EXERCISE AIM> Copy out each line of the material in which the word "this" appears.

RECORD EXCERPTS>
** BEGIN **

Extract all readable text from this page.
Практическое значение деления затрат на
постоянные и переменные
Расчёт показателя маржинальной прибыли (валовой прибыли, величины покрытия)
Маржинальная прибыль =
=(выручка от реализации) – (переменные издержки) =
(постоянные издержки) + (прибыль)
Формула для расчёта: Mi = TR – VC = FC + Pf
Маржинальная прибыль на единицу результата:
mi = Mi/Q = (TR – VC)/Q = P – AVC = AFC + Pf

** END **
** BEGIN **

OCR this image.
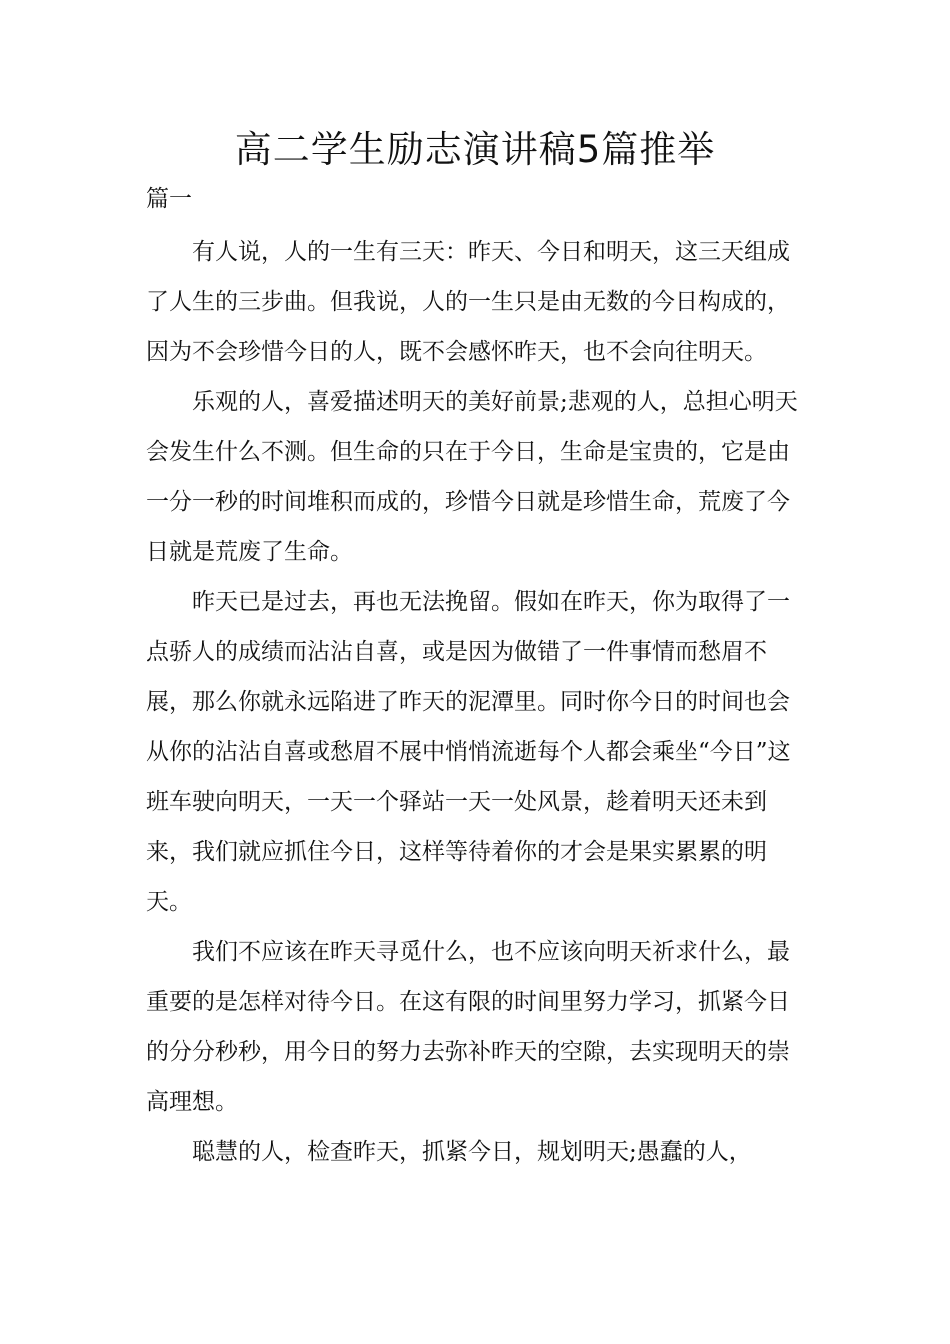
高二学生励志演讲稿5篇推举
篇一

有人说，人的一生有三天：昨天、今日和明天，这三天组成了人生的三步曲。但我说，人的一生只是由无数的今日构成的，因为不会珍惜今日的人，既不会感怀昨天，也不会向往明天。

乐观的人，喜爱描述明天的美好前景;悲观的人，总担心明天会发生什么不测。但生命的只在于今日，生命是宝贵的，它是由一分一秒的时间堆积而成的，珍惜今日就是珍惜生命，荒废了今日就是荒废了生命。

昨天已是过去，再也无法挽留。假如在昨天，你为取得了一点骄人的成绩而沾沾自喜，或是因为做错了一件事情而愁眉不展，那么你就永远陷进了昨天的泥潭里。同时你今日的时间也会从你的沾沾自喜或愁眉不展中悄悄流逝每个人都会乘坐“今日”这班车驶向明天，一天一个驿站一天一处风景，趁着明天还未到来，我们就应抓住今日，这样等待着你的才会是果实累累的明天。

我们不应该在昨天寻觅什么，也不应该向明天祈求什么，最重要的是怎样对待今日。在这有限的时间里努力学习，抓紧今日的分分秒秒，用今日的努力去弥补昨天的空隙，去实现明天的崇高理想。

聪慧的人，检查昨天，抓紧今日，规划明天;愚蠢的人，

** END **

RESULT>
Extract all readable text from this page.
OCR this image.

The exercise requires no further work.